From the records below, give the number of lines that contain the string "Recognition", without any other text.

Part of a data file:
====================

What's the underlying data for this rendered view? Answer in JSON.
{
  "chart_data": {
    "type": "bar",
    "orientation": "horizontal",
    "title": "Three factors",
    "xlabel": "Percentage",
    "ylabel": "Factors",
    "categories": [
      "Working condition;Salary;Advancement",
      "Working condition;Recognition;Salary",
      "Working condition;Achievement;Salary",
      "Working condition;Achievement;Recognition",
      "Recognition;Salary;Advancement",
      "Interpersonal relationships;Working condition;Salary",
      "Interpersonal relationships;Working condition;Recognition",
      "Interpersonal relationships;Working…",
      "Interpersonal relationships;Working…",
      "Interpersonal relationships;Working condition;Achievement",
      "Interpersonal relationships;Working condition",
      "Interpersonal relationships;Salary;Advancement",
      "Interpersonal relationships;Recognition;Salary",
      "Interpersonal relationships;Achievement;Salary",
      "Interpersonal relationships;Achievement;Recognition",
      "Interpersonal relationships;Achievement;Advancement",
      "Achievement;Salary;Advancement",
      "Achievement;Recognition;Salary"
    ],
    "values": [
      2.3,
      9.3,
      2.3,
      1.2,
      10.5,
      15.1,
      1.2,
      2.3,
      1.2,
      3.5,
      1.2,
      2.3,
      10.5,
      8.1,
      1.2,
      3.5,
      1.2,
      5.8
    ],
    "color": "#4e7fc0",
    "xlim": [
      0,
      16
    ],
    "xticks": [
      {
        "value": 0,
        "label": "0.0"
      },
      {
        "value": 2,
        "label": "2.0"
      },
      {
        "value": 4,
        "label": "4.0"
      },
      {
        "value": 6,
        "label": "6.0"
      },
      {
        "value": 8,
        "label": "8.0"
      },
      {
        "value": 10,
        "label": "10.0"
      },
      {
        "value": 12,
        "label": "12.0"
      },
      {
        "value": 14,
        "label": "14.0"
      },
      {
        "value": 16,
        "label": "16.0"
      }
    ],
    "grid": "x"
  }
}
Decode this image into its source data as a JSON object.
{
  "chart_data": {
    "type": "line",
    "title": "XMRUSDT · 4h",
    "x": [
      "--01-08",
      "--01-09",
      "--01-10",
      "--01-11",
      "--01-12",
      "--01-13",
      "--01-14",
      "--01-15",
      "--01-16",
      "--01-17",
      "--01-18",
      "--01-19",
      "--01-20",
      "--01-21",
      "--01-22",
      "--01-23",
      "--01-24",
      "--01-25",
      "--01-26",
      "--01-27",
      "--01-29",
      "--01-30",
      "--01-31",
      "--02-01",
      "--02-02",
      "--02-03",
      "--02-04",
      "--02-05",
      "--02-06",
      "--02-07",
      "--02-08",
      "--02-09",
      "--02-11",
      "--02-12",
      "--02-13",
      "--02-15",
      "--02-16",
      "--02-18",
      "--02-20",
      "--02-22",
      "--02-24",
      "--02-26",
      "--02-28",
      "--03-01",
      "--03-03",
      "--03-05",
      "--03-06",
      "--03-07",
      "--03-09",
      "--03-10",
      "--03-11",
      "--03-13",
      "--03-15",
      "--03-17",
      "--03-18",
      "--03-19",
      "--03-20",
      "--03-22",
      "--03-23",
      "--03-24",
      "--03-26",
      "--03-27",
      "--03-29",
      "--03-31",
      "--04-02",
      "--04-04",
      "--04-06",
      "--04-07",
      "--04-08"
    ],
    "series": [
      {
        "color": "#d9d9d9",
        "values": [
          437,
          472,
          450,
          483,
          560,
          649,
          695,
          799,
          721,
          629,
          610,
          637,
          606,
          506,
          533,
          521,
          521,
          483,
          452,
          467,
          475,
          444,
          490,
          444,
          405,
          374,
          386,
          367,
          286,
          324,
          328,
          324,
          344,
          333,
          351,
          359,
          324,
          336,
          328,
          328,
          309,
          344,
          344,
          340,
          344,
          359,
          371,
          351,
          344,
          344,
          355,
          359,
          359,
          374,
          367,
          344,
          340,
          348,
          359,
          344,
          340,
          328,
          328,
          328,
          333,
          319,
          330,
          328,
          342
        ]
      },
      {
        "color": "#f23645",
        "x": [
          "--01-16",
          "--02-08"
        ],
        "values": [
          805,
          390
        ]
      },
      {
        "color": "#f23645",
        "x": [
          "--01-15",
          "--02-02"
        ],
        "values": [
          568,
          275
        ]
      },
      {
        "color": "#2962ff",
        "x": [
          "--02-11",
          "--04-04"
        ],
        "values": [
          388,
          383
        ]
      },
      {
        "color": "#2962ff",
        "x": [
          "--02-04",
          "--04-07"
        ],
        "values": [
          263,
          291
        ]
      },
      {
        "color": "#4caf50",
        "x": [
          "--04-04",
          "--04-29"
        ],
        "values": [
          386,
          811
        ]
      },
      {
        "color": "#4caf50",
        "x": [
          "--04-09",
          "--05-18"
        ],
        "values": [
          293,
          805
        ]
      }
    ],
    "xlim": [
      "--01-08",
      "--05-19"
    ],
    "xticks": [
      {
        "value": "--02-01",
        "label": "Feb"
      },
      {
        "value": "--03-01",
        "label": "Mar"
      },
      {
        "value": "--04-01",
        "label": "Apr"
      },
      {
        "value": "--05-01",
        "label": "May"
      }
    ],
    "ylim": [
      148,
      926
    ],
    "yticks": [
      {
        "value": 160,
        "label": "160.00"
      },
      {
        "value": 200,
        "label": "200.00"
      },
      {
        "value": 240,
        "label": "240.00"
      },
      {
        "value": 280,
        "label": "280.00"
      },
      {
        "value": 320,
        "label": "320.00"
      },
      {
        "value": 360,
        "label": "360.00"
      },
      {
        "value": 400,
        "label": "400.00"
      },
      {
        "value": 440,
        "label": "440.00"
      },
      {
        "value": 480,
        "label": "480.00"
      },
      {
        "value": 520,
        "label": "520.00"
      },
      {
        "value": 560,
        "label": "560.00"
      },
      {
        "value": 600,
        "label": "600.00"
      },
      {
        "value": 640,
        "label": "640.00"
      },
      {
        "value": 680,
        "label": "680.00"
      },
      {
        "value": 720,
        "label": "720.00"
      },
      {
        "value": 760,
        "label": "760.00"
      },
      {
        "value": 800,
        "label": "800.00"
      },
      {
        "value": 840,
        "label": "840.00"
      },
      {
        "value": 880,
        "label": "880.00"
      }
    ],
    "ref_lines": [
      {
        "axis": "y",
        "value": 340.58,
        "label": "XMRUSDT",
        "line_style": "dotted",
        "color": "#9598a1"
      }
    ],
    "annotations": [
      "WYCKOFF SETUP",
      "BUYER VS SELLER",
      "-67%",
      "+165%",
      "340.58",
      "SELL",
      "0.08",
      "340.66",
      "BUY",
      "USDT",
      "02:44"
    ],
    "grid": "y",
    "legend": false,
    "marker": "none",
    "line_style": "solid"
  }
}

====================

Written reply.
7